→ **Given instruction**
Your task is to repeat all of the data exactly while excluding the pictures.

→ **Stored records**
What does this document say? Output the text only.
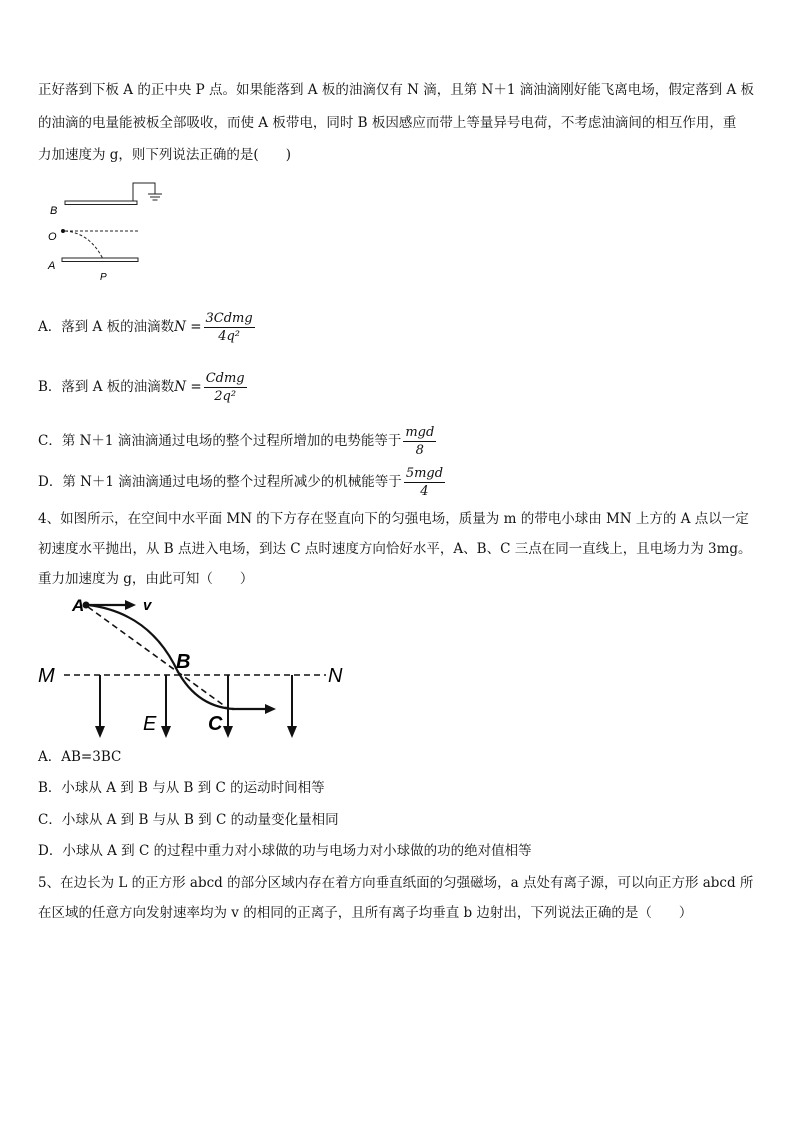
正好落到下板 A 的正中央 P 点。如果能落到 A 板的油滴仅有 N 滴，且第 N＋1 滴油滴刚好能飞离电场，假定落到 A 板
的油滴的电量能被板全部吸收，而使 A 板带电，同时 B 板因感应而带上等量异号电荷，不考虑油滴间的相互作用，重
力加速度为 g，则下列说法正确的是(　　)
B
O
A
P
A．落到 A 板的油滴数$N = \frac{\text{3Cdmg}}{\text{4q²}}$
B．落到 A 板的油滴数$N = \frac{\text{Cdmg}}{\text{2q²}}$
C．第 N＋1 滴油滴通过电场的整个过程所增加的电势能等于 $\frac{\text{mgd}}{8}$
D．第 N＋1 滴油滴通过电场的整个过程所减少的机械能等于 $\frac{\text{5mgd}}{4}$
4、如图所示，在空间中水平面 MN 的下方存在竖直向下的匀强电场，质量为 m 的带电小球由 MN 上方的 A 点以一定
初速度水平抛出，从 B 点进入电场，到达 C 点时速度方向恰好水平，A、B、C 三点在同一直线上，且电场力为 3mg。
重力加速度为 g，由此可知（　　）
A	v
M	N
E
B
C
A．AB=3BC
B．小球从 A 到 B 与从 B 到 C 的运动时间相等
C．小球从 A 到 B 与从 B 到 C 的动量变化量相同
D．小球从 A 到 C 的过程中重力对小球做的功与电场力对小球做的功的绝对值相等
5、在边长为 L 的正方形 abcd 的部分区域内存在着方向垂直纸面的匀强磁场，a 点处有离子源，可以向正方形 abcd 所
在区域的任意方向发射速率均为 v 的相同的正离子，且所有离子均垂直 b 边射出，下列说法正确的是（　　）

→ **Output for this exercise**
What does this document say? Output the text only.
正好落到下板 A 的正中央 P 点。如果能落到 A 板的油滴仅有 N 滴，且第 N＋1 滴油滴刚好能飞离电场，假定落到 A 板
的油滴的电量能被板全部吸收，而使 A 板带电，同时 B 板因感应而带上等量异号电荷，不考虑油滴间的相互作用，重
力加速度为 g，则下列说法正确的是(　　)
B
O
A
P
A．落到 A 板的油滴数$N = \frac{\text{3Cdmg}}{\text{4q²}}$
B．落到 A 板的油滴数$N = \frac{\text{Cdmg}}{\text{2q²}}$
C．第 N＋1 滴油滴通过电场的整个过程所增加的电势能等于 $\frac{\text{mgd}}{8}$
D．第 N＋1 滴油滴通过电场的整个过程所减少的机械能等于 $\frac{\text{5mgd}}{4}$
4、如图所示，在空间中水平面 MN 的下方存在竖直向下的匀强电场，质量为 m 的带电小球由 MN 上方的 A 点以一定
初速度水平抛出，从 B 点进入电场，到达 C 点时速度方向恰好水平，A、B、C 三点在同一直线上，且电场力为 3mg。
重力加速度为 g，由此可知（　　）
A	v
M	N
E
B
C
A．AB=3BC
B．小球从 A 到 B 与从 B 到 C 的运动时间相等
C．小球从 A 到 B 与从 B 到 C 的动量变化量相同
D．小球从 A 到 C 的过程中重力对小球做的功与电场力对小球做的功的绝对值相等
5、在边长为 L 的正方形 abcd 的部分区域内存在着方向垂直纸面的匀强磁场，a 点处有离子源，可以向正方形 abcd 所
在区域的任意方向发射速率均为 v 的相同的正离子，且所有离子均垂直 b 边射出，下列说法正确的是（　　）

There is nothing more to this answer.